--- BEGIN THE DATA ---

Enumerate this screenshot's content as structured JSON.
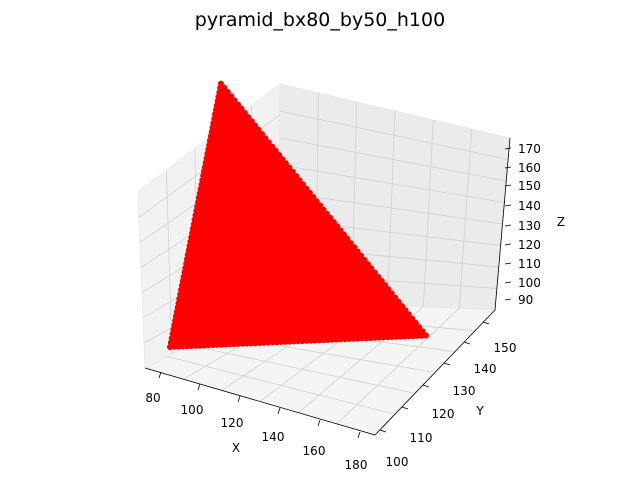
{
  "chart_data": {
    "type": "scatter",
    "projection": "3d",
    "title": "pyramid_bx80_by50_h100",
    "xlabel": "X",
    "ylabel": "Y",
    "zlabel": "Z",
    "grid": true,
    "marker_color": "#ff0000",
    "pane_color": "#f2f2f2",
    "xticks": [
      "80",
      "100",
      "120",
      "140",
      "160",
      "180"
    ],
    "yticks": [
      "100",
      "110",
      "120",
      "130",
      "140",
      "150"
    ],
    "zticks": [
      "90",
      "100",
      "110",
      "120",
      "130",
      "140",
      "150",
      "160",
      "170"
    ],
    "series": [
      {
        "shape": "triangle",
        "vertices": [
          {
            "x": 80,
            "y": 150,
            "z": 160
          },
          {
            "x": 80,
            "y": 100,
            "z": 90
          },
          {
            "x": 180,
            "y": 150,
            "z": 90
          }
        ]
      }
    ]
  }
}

--- END THE DATA ---
--- BEGIN THE DATA ---

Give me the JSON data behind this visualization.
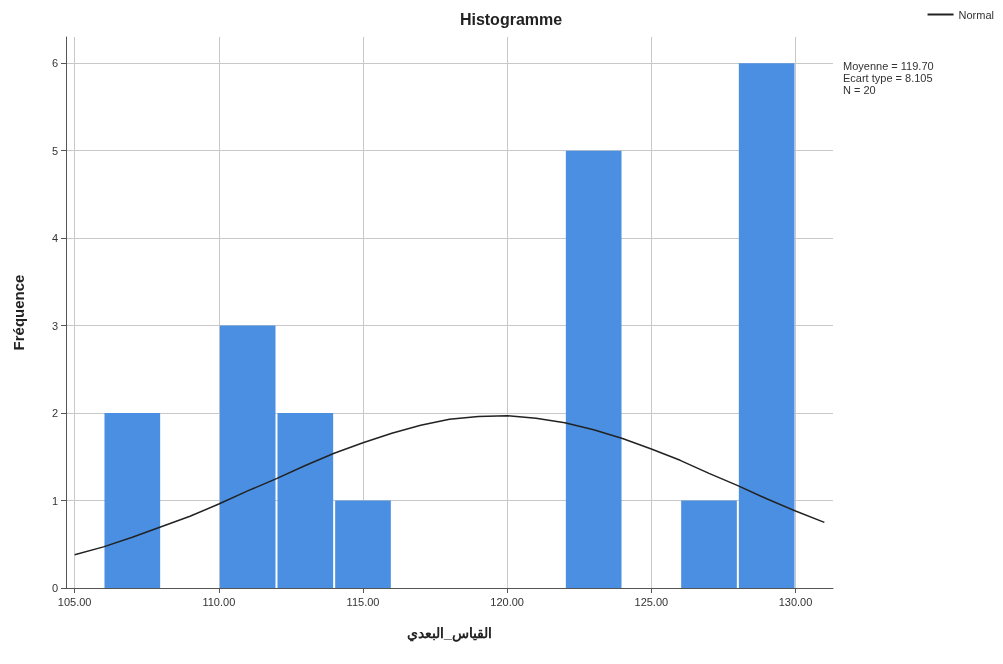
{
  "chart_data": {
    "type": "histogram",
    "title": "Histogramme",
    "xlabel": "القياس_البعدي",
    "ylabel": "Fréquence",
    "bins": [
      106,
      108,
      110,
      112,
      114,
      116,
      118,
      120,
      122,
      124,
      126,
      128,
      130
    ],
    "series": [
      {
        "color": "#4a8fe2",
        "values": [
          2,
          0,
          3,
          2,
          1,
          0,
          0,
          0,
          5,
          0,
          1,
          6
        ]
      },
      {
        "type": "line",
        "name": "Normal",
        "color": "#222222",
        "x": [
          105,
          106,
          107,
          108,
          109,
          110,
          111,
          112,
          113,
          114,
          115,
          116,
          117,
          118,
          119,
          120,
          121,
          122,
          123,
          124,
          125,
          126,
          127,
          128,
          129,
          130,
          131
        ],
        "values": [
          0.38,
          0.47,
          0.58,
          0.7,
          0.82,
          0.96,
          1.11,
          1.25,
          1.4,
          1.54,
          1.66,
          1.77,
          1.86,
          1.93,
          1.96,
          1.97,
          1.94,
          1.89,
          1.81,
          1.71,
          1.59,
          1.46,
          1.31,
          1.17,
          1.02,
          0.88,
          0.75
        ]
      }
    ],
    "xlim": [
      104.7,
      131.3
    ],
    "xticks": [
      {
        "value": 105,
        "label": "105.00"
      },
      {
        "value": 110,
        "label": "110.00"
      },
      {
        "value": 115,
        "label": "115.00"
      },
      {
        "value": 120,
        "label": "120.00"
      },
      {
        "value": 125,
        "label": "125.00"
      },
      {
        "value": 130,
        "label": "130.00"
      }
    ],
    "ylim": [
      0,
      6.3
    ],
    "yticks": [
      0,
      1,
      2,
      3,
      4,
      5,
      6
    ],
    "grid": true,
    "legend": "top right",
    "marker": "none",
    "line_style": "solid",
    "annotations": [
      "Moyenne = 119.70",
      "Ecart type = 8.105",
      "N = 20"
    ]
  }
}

--- END THE DATA ---

§ WHAT IS ASKED: Lines of the material that contain the word "title" are to be gathered.

§ EXPECTED ANSWER:
    "title": "pyramid_bx80_by50_h100",
    "title": "Histogramme",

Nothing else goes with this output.